→ Extracted material
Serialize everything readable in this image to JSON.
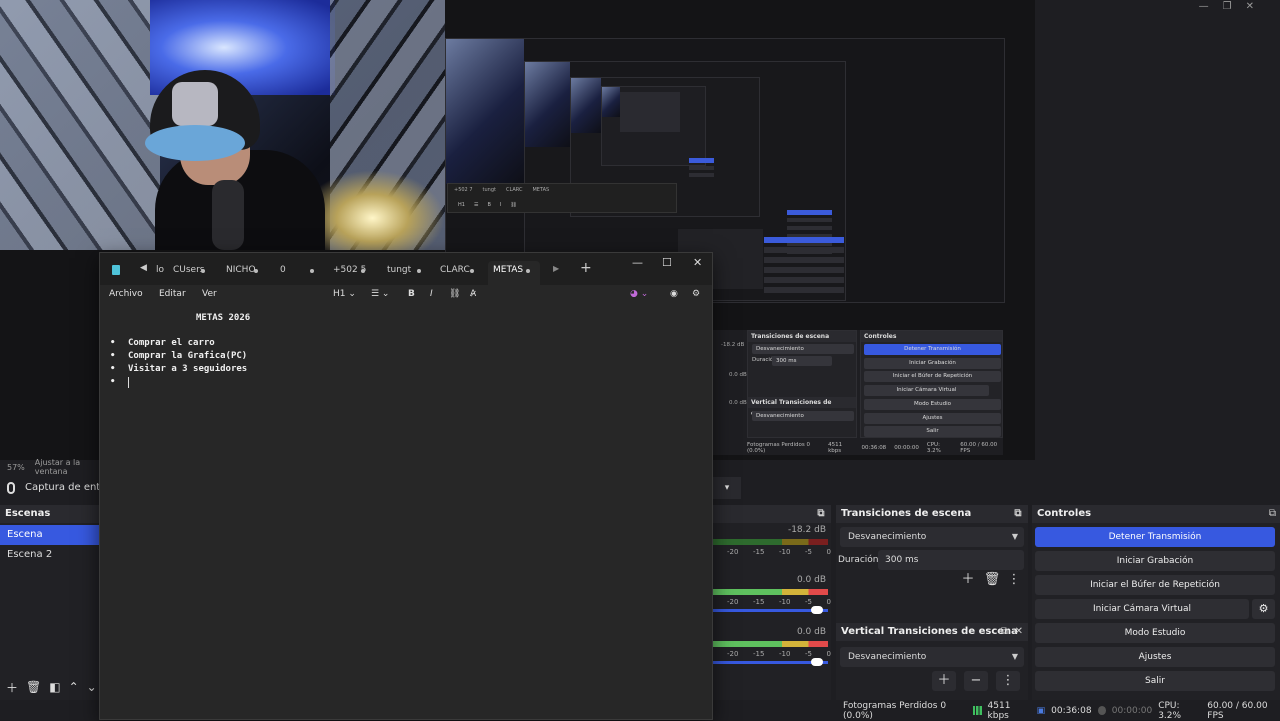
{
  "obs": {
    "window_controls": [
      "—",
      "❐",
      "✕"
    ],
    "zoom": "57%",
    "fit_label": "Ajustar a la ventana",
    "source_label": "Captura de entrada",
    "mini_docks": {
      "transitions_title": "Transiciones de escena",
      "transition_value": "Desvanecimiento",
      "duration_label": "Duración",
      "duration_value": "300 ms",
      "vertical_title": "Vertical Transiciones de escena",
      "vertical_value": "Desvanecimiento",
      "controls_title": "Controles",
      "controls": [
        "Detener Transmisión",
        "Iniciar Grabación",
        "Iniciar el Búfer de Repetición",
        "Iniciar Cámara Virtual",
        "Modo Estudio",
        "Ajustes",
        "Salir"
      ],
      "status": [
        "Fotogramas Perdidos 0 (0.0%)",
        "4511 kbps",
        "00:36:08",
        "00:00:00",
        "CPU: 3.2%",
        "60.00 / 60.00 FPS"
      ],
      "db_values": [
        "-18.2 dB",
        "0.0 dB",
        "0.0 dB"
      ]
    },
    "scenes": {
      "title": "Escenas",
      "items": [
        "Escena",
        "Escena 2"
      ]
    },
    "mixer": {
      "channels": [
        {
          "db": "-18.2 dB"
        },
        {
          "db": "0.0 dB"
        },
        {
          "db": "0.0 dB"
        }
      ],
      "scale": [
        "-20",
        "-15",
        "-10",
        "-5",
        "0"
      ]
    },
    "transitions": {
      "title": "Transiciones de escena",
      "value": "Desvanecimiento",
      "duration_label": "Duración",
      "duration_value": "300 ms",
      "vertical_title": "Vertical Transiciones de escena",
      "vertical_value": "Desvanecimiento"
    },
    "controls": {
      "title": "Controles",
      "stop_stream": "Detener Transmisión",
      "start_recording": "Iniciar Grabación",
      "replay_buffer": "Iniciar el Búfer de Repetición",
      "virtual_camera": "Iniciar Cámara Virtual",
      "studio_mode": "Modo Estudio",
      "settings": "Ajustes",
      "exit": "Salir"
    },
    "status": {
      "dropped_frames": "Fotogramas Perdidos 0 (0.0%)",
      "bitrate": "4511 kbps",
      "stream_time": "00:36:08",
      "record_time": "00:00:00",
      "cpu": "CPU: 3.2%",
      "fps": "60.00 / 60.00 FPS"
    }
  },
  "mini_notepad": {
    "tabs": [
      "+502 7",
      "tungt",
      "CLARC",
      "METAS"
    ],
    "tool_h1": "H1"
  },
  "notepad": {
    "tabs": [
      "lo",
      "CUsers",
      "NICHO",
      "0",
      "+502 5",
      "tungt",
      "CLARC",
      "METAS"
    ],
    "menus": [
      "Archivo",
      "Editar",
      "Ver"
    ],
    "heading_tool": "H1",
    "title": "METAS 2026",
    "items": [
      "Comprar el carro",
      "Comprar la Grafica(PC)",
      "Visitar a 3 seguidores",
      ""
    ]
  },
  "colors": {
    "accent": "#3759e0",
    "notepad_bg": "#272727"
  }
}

→ Exercise aim
Pictures in the records above are not copied; print everything else exactly.

→ Result for this exercise
Serialize everything readable in this image to JSON.
{
  "obs": {
    "window_controls": [
      "—",
      "❐",
      "✕"
    ],
    "zoom": "57%",
    "fit_label": "Ajustar a la ventana",
    "source_label": "Captura de entrada",
    "mini_docks": {
      "transitions_title": "Transiciones de escena",
      "transition_value": "Desvanecimiento",
      "duration_label": "Duración",
      "duration_value": "300 ms",
      "vertical_title": "Vertical Transiciones de escena",
      "vertical_value": "Desvanecimiento",
      "controls_title": "Controles",
      "controls": [
        "Detener Transmisión",
        "Iniciar Grabación",
        "Iniciar el Búfer de Repetición",
        "Iniciar Cámara Virtual",
        "Modo Estudio",
        "Ajustes",
        "Salir"
      ],
      "status": [
        "Fotogramas Perdidos 0 (0.0%)",
        "4511 kbps",
        "00:36:08",
        "00:00:00",
        "CPU: 3.2%",
        "60.00 / 60.00 FPS"
      ],
      "db_values": [
        "-18.2 dB",
        "0.0 dB",
        "0.0 dB"
      ]
    },
    "scenes": {
      "title": "Escenas",
      "items": [
        "Escena",
        "Escena 2"
      ]
    },
    "mixer": {
      "channels": [
        {
          "db": "-18.2 dB"
        },
        {
          "db": "0.0 dB"
        },
        {
          "db": "0.0 dB"
        }
      ],
      "scale": [
        "-20",
        "-15",
        "-10",
        "-5",
        "0"
      ]
    },
    "transitions": {
      "title": "Transiciones de escena",
      "value": "Desvanecimiento",
      "duration_label": "Duración",
      "duration_value": "300 ms",
      "vertical_title": "Vertical Transiciones de escena",
      "vertical_value": "Desvanecimiento"
    },
    "controls": {
      "title": "Controles",
      "stop_stream": "Detener Transmisión",
      "start_recording": "Iniciar Grabación",
      "replay_buffer": "Iniciar el Búfer de Repetición",
      "virtual_camera": "Iniciar Cámara Virtual",
      "studio_mode": "Modo Estudio",
      "settings": "Ajustes",
      "exit": "Salir"
    },
    "status": {
      "dropped_frames": "Fotogramas Perdidos 0 (0.0%)",
      "bitrate": "4511 kbps",
      "stream_time": "00:36:08",
      "record_time": "00:00:00",
      "cpu": "CPU: 3.2%",
      "fps": "60.00 / 60.00 FPS"
    }
  },
  "mini_notepad": {
    "tabs": [
      "+502 7",
      "tungt",
      "CLARC",
      "METAS"
    ],
    "tool_h1": "H1"
  },
  "notepad": {
    "tabs": [
      "lo",
      "CUsers",
      "NICHO",
      "0",
      "+502 5",
      "tungt",
      "CLARC",
      "METAS"
    ],
    "menus": [
      "Archivo",
      "Editar",
      "Ver"
    ],
    "heading_tool": "H1",
    "title": "METAS 2026",
    "items": [
      "Comprar el carro",
      "Comprar la Grafica(PC)",
      "Visitar a 3 seguidores",
      ""
    ]
  },
  "colors": {
    "accent": "#3759e0",
    "notepad_bg": "#272727"
  }
}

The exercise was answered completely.